• **Objective**
Find the word "text" in the records below. List each line containing it.

-*-*-

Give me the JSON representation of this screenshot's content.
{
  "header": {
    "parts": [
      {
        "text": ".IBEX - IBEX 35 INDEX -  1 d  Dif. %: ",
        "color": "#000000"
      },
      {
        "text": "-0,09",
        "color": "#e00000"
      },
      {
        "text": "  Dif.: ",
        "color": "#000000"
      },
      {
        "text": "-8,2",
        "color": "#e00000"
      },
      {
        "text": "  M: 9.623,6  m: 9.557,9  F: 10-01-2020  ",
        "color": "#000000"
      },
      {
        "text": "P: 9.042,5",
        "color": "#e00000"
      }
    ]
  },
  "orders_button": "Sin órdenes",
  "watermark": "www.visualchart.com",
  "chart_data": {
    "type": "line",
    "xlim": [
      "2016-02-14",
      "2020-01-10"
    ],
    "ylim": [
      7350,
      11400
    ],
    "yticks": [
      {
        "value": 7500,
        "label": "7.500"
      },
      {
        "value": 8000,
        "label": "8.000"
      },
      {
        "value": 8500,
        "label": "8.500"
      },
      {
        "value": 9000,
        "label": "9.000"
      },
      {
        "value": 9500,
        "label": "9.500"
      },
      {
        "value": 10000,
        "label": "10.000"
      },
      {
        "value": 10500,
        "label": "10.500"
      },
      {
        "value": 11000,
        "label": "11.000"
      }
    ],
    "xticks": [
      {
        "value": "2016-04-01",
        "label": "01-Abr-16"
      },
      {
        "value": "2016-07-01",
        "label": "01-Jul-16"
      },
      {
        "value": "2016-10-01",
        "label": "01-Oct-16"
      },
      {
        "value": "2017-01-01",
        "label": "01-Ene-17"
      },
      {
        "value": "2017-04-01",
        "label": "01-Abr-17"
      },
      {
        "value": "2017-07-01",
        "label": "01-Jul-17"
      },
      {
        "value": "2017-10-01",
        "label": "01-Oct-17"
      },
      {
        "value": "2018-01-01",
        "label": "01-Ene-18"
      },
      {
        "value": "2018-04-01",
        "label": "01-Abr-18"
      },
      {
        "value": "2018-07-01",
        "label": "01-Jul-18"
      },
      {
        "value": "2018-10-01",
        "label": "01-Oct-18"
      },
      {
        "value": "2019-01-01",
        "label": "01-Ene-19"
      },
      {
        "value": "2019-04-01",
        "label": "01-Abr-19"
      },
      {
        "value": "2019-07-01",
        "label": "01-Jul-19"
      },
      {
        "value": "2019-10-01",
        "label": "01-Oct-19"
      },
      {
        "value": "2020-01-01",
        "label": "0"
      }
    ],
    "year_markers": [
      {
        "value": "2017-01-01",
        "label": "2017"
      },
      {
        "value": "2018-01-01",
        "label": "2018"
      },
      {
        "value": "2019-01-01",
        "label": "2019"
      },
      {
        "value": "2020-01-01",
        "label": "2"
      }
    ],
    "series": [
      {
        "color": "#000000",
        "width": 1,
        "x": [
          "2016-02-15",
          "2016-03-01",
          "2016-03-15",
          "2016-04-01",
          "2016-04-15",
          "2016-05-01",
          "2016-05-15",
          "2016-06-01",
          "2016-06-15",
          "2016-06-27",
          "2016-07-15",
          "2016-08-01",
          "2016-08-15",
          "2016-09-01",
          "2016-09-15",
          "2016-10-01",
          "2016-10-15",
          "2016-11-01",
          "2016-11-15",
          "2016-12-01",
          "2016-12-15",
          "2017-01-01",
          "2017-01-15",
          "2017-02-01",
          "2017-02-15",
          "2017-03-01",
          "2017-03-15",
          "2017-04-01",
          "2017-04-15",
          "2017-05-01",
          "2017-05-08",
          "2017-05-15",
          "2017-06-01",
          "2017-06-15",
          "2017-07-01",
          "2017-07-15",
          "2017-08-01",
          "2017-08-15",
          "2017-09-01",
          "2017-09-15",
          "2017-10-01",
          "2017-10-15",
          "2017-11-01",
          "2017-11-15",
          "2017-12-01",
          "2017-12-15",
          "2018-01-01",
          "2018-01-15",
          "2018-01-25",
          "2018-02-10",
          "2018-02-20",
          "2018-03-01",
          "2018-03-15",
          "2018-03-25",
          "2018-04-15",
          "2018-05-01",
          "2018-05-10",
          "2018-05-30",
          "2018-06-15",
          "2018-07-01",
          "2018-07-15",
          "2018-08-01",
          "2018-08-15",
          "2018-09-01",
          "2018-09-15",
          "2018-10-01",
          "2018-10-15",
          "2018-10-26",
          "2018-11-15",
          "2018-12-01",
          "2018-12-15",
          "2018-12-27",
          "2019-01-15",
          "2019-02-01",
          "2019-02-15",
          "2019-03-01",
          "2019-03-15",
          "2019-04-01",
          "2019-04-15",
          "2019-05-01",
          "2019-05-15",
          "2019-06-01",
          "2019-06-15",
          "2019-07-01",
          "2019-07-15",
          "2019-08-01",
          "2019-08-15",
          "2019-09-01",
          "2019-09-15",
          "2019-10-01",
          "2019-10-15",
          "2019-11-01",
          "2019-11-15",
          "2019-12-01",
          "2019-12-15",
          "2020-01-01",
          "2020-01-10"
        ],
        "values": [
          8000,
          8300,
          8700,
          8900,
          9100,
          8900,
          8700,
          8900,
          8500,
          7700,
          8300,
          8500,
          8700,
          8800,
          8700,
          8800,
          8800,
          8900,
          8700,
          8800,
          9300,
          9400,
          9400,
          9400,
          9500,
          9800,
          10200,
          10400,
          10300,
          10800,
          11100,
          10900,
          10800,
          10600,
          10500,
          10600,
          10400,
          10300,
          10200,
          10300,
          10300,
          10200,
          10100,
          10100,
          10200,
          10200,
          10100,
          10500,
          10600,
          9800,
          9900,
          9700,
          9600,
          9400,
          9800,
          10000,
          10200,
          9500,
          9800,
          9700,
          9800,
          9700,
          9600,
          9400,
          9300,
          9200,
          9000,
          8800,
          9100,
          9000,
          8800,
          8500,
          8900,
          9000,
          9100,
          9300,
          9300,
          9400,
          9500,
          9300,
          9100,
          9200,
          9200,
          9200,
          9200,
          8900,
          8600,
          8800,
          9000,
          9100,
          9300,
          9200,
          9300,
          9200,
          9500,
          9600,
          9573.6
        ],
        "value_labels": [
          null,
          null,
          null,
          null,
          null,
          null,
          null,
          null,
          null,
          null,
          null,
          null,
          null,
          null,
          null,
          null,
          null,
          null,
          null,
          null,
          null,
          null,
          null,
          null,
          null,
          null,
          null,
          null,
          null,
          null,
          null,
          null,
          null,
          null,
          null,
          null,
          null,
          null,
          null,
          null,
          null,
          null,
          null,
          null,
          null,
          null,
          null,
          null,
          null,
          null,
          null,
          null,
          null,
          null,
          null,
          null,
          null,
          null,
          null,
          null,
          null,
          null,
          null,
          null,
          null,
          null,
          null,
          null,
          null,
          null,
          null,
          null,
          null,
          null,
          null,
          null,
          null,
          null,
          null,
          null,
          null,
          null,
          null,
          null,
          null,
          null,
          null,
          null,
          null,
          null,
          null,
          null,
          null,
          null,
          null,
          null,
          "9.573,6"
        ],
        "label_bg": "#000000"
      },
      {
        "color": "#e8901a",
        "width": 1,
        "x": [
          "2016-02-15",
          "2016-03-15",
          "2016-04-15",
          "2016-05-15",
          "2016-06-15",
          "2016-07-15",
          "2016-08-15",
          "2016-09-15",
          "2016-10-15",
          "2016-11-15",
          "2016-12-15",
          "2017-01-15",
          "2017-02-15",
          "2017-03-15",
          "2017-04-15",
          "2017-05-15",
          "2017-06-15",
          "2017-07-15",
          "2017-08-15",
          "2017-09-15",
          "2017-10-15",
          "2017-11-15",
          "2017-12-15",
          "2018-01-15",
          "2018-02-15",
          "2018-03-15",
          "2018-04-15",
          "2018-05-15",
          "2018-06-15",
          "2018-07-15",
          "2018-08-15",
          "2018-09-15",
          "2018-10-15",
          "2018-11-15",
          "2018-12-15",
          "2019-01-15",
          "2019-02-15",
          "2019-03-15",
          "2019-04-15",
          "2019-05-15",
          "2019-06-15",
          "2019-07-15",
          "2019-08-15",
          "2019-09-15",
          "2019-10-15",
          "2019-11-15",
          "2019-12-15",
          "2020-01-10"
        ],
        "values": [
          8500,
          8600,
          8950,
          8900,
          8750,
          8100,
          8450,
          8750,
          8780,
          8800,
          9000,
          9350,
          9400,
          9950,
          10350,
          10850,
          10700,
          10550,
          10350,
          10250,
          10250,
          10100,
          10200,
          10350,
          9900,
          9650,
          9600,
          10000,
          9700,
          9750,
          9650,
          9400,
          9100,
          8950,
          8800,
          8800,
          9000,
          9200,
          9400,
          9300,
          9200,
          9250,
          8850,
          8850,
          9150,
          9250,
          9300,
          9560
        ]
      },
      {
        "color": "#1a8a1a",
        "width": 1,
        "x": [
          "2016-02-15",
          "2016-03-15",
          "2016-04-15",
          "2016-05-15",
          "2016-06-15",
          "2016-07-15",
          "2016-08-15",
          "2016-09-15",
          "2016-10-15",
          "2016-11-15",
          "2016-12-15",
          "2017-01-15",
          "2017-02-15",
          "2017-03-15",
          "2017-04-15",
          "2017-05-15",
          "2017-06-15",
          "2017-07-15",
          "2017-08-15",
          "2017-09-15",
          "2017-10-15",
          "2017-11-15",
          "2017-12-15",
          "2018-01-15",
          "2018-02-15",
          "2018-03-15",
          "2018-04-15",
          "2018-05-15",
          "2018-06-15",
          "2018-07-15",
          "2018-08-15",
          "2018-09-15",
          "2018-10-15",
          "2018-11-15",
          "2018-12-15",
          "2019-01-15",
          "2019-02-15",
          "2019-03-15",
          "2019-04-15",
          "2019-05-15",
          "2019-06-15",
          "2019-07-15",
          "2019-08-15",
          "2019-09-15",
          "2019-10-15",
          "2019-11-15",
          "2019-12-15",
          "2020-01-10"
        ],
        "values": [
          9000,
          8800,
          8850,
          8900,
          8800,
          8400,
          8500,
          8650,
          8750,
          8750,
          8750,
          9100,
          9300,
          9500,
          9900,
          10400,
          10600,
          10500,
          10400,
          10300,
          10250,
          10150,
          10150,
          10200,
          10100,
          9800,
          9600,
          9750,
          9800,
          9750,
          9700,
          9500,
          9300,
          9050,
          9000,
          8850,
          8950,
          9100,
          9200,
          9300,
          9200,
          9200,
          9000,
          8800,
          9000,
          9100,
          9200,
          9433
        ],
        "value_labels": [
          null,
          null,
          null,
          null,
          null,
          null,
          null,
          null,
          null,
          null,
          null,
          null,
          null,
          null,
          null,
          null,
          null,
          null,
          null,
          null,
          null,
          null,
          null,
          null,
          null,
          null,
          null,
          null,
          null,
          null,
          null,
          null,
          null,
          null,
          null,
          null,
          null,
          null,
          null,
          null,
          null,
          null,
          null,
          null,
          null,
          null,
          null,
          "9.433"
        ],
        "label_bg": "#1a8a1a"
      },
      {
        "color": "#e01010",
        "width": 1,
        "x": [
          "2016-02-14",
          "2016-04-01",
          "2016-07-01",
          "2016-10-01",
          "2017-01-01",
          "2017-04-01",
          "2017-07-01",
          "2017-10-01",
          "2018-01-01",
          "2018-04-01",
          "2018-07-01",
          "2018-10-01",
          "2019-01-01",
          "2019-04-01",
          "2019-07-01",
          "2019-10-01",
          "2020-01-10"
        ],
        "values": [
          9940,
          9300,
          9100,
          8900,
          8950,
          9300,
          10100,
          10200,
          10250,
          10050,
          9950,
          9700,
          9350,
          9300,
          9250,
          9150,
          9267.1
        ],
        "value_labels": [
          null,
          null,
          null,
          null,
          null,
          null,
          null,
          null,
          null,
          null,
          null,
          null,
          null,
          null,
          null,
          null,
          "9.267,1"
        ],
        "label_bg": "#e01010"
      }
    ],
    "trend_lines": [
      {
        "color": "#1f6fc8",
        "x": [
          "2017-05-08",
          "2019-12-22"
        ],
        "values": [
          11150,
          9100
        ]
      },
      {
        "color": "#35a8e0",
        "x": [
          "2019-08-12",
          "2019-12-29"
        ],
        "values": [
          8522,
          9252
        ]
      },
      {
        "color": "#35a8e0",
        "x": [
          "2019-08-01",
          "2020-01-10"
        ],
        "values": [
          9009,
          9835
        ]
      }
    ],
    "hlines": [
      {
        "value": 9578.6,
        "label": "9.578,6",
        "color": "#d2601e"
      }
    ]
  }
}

-*-*-

• **Exercise response**
        "text": ".IBEX - IBEX 35 INDEX -  1 d  Dif. %: ",
        "text": "-0,09",
        "text": "  Dif.: ",
        "text": "-8,2",
        "text": "  M: 9.623,6  m: 9.557,9  F: 10-01-2020  ",
        "text": "P: 9.042,5",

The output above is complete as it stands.